### DOCUMENT
==*==
We're Moving!

The Vertica Forum is moving to a new OpenText Analytics Database (Vertica) Community.

Join us there to post discussion topics, learn about

product releases, share tips, access the blog, and much more.

Create My New Community Account Now


Need a match function for Vertica SQL — Vertica Forum

Need a match function for Vertica SQL

slc1axjslc1axj Vertica Customer

I have 1 table in Vertica with a list of codes. Each field has 1 code in it (text) e.g. 123456
My 2nd table in Vertica has a list of codes. Each field can have more than 1 code in it (text) separated by a comma e.g. 123456,522122,345644

I want a query to select all from table 2 and add a column at the end called "Match" with a "Y" if the multiple code field contains any code from table 1

The example shown above should have a match of "Y"

Tagged:
«1

Answers

  • Jim_KnicelyJim_Knicely - Select Field - Administrator

    What version of Vertica are you running? This is relatively easy in Vertica 10.1.x

    Example:

    verticademos=> SELECT * FROM t1;
       c
    --------
     123456
     555555
     666666
    (3 rows)
    
    verticademos=> SELECT * FROM t2;
               c
    -----------------------
     123456,522122,345644
     231423,666666,124132
     12345,678910,11121314
    (3 rows)
    
    verticademos=> ALTER TABLE t2 ADD COLUMN "Match" VARCHAR(1);
    ALTER TABLE
    
    verticademos=> UPDATE t2 SET "Match" = 'Y' FROM (SELECT c FROM (SELECT c, explode(STRING_TO_ARRAY(c USING PARAMETERS collection_delimiter = ',')) OVER (PARTITION BY c) FROM t2) foo WHERE EXISTS (SELECT NULL FROM t1 WHERE t1.c = foo.value)) foo WHERE foo.c = t2.c;
     OUTPUT
    --------
          2
    (1 row)
==*==
### TASK 1
Print the lines of the listing from its start through the line that contains "682, 1232, 700]", inclusive.
The listing has no connection to the Vertica forum thread.
==*==
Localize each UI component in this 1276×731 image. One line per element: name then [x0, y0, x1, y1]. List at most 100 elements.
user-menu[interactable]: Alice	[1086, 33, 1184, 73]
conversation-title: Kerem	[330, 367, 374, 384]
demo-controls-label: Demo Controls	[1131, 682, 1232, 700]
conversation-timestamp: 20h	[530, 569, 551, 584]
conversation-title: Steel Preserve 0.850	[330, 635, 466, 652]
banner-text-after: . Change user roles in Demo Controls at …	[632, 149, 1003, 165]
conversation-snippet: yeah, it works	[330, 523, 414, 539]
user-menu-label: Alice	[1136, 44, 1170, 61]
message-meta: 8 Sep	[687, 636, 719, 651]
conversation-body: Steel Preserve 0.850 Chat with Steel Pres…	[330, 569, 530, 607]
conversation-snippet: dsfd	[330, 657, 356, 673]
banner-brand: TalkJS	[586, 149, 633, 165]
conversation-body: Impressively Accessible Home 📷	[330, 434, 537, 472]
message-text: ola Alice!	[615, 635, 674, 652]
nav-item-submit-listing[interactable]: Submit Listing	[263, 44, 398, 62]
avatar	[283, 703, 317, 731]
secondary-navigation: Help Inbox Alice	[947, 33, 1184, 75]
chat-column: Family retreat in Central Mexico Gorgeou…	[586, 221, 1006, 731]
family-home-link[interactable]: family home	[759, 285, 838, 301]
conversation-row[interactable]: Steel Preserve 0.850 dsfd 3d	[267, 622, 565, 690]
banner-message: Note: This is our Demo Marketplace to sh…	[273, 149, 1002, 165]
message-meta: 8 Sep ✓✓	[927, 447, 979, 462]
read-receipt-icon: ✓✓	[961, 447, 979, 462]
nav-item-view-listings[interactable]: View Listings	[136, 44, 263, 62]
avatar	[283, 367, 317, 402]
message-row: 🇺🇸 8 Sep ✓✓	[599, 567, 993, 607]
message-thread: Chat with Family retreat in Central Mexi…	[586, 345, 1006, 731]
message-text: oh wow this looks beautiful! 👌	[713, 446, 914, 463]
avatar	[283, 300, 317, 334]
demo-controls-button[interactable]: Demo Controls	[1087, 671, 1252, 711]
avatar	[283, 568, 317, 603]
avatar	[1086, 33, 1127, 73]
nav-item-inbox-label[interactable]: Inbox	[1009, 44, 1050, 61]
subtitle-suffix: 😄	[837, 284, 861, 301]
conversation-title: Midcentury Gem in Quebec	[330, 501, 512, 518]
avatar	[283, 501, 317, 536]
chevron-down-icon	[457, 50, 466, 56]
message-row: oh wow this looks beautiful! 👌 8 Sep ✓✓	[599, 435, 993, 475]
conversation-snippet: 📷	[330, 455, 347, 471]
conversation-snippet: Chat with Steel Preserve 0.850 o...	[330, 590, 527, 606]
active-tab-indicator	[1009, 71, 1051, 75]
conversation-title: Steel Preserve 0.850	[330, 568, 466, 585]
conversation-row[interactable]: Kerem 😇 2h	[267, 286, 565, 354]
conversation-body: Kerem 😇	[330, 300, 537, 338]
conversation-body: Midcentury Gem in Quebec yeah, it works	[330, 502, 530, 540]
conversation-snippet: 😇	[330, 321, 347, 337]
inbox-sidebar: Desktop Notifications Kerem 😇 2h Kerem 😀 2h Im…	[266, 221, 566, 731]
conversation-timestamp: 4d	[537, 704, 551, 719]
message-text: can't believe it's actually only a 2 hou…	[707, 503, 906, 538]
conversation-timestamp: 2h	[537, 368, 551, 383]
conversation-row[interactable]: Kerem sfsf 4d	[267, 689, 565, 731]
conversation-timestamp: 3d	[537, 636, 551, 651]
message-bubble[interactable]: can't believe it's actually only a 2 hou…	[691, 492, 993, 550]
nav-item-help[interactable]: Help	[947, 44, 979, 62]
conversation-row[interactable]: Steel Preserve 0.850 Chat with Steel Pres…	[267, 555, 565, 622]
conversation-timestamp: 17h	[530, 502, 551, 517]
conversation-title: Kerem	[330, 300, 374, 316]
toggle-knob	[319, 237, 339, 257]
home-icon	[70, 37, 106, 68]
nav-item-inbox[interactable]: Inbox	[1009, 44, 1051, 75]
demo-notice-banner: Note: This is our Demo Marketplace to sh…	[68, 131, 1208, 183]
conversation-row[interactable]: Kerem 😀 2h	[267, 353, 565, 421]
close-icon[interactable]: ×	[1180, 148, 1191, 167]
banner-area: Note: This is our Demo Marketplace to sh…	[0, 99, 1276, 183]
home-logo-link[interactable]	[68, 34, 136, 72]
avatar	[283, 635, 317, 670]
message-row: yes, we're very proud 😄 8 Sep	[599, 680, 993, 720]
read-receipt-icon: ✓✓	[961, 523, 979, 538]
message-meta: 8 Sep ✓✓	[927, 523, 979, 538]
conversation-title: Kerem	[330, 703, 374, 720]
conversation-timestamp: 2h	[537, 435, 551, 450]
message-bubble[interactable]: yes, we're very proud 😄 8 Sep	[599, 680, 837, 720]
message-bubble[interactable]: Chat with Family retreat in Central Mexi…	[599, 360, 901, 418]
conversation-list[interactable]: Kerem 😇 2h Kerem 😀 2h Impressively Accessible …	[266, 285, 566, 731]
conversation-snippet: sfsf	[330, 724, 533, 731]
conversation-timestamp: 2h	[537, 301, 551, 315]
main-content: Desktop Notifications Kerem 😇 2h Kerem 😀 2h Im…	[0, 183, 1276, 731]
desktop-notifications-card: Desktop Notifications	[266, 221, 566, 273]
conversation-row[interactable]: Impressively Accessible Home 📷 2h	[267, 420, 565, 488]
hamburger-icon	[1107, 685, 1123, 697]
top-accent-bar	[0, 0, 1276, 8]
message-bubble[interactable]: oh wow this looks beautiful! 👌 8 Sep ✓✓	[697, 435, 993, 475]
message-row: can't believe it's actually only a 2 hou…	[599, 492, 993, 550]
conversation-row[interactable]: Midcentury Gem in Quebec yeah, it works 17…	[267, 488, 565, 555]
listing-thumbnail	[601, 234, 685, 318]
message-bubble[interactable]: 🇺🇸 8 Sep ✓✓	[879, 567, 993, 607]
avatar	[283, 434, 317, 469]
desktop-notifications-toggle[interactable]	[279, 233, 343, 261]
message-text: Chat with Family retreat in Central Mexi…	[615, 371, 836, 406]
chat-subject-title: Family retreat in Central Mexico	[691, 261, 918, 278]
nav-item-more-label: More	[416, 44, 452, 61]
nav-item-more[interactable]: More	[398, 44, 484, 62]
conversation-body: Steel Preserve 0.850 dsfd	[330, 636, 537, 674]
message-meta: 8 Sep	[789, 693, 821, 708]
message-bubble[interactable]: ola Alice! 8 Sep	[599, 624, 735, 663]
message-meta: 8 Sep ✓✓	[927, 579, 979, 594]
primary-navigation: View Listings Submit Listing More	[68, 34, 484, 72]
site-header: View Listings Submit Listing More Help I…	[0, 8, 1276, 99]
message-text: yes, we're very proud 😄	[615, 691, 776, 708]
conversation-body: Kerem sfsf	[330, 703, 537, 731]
==*==
### TASK 2
In three sentences, what does the Vertica forum thread say?

### CORRECT RESULT 1
Localize each UI component in this 1276×731 image. One line per element: name then [x0, y0, x1, y1]. List at most 100 elements.
user-menu[interactable]: Alice	[1086, 33, 1184, 73]
conversation-title: Kerem	[330, 367, 374, 384]
demo-controls-label: Demo Controls	[1131, 682, 1232, 700]

### CORRECT RESULT 2
The Vertica Forum is moving to a new OpenText Analytics Database (Vertica) Community. A user with one table of single codes and a second table of comma-separated codes wants a query that adds a "Match" column with "Y" when the multiple code field contains any code from the first table. An administrator asks which version is running, says the task is relatively easy in Vertica 10.1.x, and shows an example that adds the "Match" column and updates it using explode and STRING_TO_ARRAY, which sets 2 rows.